> _TASK OBJECTIVE_
Copy all of the material below exactly.

--- BEGIN DATA EXCERPTS ---

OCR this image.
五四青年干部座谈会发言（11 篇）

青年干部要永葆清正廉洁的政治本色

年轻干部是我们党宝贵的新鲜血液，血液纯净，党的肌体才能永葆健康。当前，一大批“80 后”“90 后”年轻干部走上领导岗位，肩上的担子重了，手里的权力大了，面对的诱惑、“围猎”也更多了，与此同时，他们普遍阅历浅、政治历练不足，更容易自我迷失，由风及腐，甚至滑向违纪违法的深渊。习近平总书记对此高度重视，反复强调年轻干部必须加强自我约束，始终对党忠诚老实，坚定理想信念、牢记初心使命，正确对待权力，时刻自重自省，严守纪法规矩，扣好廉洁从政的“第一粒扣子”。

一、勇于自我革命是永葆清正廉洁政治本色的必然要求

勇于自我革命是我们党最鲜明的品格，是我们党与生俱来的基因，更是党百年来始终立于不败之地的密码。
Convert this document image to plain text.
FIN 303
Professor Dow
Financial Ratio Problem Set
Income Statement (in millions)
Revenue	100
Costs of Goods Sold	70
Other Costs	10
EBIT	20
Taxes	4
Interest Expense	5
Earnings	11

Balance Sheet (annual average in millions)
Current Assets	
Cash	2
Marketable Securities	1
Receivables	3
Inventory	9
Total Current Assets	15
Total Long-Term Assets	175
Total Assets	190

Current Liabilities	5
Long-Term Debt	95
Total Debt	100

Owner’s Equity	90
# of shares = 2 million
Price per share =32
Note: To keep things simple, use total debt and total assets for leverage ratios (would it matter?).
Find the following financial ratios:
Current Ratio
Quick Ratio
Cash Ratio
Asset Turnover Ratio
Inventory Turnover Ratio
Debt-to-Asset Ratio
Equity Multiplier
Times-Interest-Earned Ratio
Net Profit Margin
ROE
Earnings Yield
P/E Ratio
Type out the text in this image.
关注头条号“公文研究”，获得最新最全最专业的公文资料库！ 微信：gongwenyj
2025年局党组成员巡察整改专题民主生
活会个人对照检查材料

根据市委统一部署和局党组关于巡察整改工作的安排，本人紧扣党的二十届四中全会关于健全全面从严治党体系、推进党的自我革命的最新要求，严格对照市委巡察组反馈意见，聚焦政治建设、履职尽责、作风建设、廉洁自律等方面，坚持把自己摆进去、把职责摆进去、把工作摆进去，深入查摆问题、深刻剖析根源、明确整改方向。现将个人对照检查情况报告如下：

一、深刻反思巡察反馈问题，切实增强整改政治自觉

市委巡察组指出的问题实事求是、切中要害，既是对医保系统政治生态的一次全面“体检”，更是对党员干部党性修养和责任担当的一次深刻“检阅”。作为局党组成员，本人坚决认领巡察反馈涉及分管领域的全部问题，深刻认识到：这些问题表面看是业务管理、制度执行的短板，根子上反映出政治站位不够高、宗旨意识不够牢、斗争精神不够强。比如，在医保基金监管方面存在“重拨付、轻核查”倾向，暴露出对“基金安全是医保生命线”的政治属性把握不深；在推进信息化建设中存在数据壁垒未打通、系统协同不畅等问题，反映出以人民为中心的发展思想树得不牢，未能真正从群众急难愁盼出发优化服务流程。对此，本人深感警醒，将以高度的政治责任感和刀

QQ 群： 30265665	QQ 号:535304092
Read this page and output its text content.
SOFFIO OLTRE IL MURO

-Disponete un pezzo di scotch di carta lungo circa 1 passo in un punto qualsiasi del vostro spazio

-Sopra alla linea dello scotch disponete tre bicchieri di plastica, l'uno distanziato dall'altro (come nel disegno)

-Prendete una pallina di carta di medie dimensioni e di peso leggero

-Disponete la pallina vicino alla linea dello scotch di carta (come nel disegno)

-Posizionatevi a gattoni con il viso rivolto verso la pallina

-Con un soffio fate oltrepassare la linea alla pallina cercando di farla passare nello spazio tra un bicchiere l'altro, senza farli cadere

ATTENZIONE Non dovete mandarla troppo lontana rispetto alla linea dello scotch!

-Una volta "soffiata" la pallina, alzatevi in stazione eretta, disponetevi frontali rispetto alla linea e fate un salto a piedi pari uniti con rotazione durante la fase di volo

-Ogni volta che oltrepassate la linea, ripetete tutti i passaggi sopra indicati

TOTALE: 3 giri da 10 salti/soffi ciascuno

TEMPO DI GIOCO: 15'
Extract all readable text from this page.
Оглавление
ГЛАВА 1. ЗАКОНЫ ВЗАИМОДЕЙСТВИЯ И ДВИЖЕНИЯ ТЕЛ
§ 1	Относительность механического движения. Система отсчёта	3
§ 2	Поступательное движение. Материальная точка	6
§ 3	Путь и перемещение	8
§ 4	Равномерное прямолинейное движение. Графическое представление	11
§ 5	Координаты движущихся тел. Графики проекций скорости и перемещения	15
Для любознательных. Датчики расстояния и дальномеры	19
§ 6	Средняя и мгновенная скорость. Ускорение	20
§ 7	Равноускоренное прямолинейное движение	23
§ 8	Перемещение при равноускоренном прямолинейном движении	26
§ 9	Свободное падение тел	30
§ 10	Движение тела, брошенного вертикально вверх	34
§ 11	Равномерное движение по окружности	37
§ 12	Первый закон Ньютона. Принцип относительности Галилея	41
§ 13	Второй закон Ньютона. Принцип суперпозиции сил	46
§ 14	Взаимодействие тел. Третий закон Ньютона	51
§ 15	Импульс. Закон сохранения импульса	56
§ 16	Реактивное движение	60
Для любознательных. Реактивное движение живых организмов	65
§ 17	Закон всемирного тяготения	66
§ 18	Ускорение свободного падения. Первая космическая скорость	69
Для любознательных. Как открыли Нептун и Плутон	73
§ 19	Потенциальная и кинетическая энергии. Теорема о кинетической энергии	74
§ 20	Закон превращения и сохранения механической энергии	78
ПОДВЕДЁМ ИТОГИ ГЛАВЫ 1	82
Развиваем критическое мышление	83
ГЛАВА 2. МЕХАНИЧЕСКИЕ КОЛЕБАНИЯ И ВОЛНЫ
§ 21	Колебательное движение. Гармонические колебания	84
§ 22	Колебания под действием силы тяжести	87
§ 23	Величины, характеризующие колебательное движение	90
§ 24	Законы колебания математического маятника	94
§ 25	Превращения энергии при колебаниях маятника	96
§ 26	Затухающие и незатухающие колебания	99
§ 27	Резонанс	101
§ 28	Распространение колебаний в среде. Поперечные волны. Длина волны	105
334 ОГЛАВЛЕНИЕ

--- END DATA EXCERPTS ---

> _WRITTEN SOLUTION_
OCR this image.
五四青年干部座谈会发言（11 篇）

青年干部要永葆清正廉洁的政治本色

年轻干部是我们党宝贵的新鲜血液，血液纯净，党的肌体才能永葆健康。当前，一大批“80 后”“90 后”年轻干部走上领导岗位，肩上的担子重了，手里的权力大了，面对的诱惑、“围猎”也更多了，与此同时，他们普遍阅历浅、政治历练不足，更容易自我迷失，由风及腐，甚至滑向违纪违法的深渊。习近平总书记对此高度重视，反复强调年轻干部必须加强自我约束，始终对党忠诚老实，坚定理想信念、牢记初心使命，正确对待权力，时刻自重自省，严守纪法规矩，扣好廉洁从政的“第一粒扣子”。

一、勇于自我革命是永葆清正廉洁政治本色的必然要求

勇于自我革命是我们党最鲜明的品格，是我们党与生俱来的基因，更是党百年来始终立于不败之地的密码。
Convert this document image to plain text.
FIN 303
Professor Dow
Financial Ratio Problem Set
Income Statement (in millions)
Revenue	100
Costs of Goods Sold	70
Other Costs	10
EBIT	20
Taxes	4
Interest Expense	5
Earnings	11

Balance Sheet (annual average in millions)
Current Assets	
Cash	2
Marketable Securities	1
Receivables	3
Inventory	9
Total Current Assets	15
Total Long-Term Assets	175
Total Assets	190

Current Liabilities	5
Long-Term Debt	95
Total Debt	100

Owner’s Equity	90
# of shares = 2 million
Price per share =32
Note: To keep things simple, use total debt and total assets for leverage ratios (would it matter?).
Find the following financial ratios:
Current Ratio
Quick Ratio
Cash Ratio
Asset Turnover Ratio
Inventory Turnover Ratio
Debt-to-Asset Ratio
Equity Multiplier
Times-Interest-Earned Ratio
Net Profit Margin
ROE
Earnings Yield
P/E Ratio
Type out the text in this image.
关注头条号“公文研究”，获得最新最全最专业的公文资料库！ 微信：gongwenyj
2025年局党组成员巡察整改专题民主生
活会个人对照检查材料

根据市委统一部署和局党组关于巡察整改工作的安排，本人紧扣党的二十届四中全会关于健全全面从严治党体系、推进党的自我革命的最新要求，严格对照市委巡察组反馈意见，聚焦政治建设、履职尽责、作风建设、廉洁自律等方面，坚持把自己摆进去、把职责摆进去、把工作摆进去，深入查摆问题、深刻剖析根源、明确整改方向。现将个人对照检查情况报告如下：

一、深刻反思巡察反馈问题，切实增强整改政治自觉

市委巡察组指出的问题实事求是、切中要害，既是对医保系统政治生态的一次全面“体检”，更是对党员干部党性修养和责任担当的一次深刻“检阅”。作为局党组成员，本人坚决认领巡察反馈涉及分管领域的全部问题，深刻认识到：这些问题表面看是业务管理、制度执行的短板，根子上反映出政治站位不够高、宗旨意识不够牢、斗争精神不够强。比如，在医保基金监管方面存在“重拨付、轻核查”倾向，暴露出对“基金安全是医保生命线”的政治属性把握不深；在推进信息化建设中存在数据壁垒未打通、系统协同不畅等问题，反映出以人民为中心的发展思想树得不牢，未能真正从群众急难愁盼出发优化服务流程。对此，本人深感警醒，将以高度的政治责任感和刀

QQ 群： 30265665	QQ 号:535304092
Read this page and output its text content.
SOFFIO OLTRE IL MURO

-Disponete un pezzo di scotch di carta lungo circa 1 passo in un punto qualsiasi del vostro spazio

-Sopra alla linea dello scotch disponete tre bicchieri di plastica, l'uno distanziato dall'altro (come nel disegno)

-Prendete una pallina di carta di medie dimensioni e di peso leggero

-Disponete la pallina vicino alla linea dello scotch di carta (come nel disegno)

-Posizionatevi a gattoni con il viso rivolto verso la pallina

-Con un soffio fate oltrepassare la linea alla pallina cercando di farla passare nello spazio tra un bicchiere l'altro, senza farli cadere

ATTENZIONE Non dovete mandarla troppo lontana rispetto alla linea dello scotch!

-Una volta "soffiata" la pallina, alzatevi in stazione eretta, disponetevi frontali rispetto alla linea e fate un salto a piedi pari uniti con rotazione durante la fase di volo

-Ogni volta che oltrepassate la linea, ripetete tutti i passaggi sopra indicati

TOTALE: 3 giri da 10 salti/soffi ciascuno

TEMPO DI GIOCO: 15'
Extract all readable text from this page.
Оглавление
ГЛАВА 1. ЗАКОНЫ ВЗАИМОДЕЙСТВИЯ И ДВИЖЕНИЯ ТЕЛ
§ 1	Относительность механического движения. Система отсчёта	3
§ 2	Поступательное движение. Материальная точка	6
§ 3	Путь и перемещение	8
§ 4	Равномерное прямолинейное движение. Графическое представление	11
§ 5	Координаты движущихся тел. Графики проекций скорости и перемещения	15
Для любознательных. Датчики расстояния и дальномеры	19
§ 6	Средняя и мгновенная скорость. Ускорение	20
§ 7	Равноускоренное прямолинейное движение	23
§ 8	Перемещение при равноускоренном прямолинейном движении	26
§ 9	Свободное падение тел	30
§ 10	Движение тела, брошенного вертикально вверх	34
§ 11	Равномерное движение по окружности	37
§ 12	Первый закон Ньютона. Принцип относительности Галилея	41
§ 13	Второй закон Ньютона. Принцип суперпозиции сил	46
§ 14	Взаимодействие тел. Третий закон Ньютона	51
§ 15	Импульс. Закон сохранения импульса	56
§ 16	Реактивное движение	60
Для любознательных. Реактивное движение живых организмов	65
§ 17	Закон всемирного тяготения	66
§ 18	Ускорение свободного падения. Первая космическая скорость	69
Для любознательных. Как открыли Нептун и Плутон	73
§ 19	Потенциальная и кинетическая энергии. Теорема о кинетической энергии	74
§ 20	Закон превращения и сохранения механической энергии	78
ПОДВЕДЁМ ИТОГИ ГЛАВЫ 1	82
Развиваем критическое мышление	83
ГЛАВА 2. МЕХАНИЧЕСКИЕ КОЛЕБАНИЯ И ВОЛНЫ
§ 21	Колебательное движение. Гармонические колебания	84
§ 22	Колебания под действием силы тяжести	87
§ 23	Величины, характеризующие колебательное движение	90
§ 24	Законы колебания математического маятника	94
§ 25	Превращения энергии при колебаниях маятника	96
§ 26	Затухающие и незатухающие колебания	99
§ 27	Резонанс	101
§ 28	Распространение колебаний в среде. Поперечные волны. Длина волны	105
334 ОГЛАВЛЕНИЕ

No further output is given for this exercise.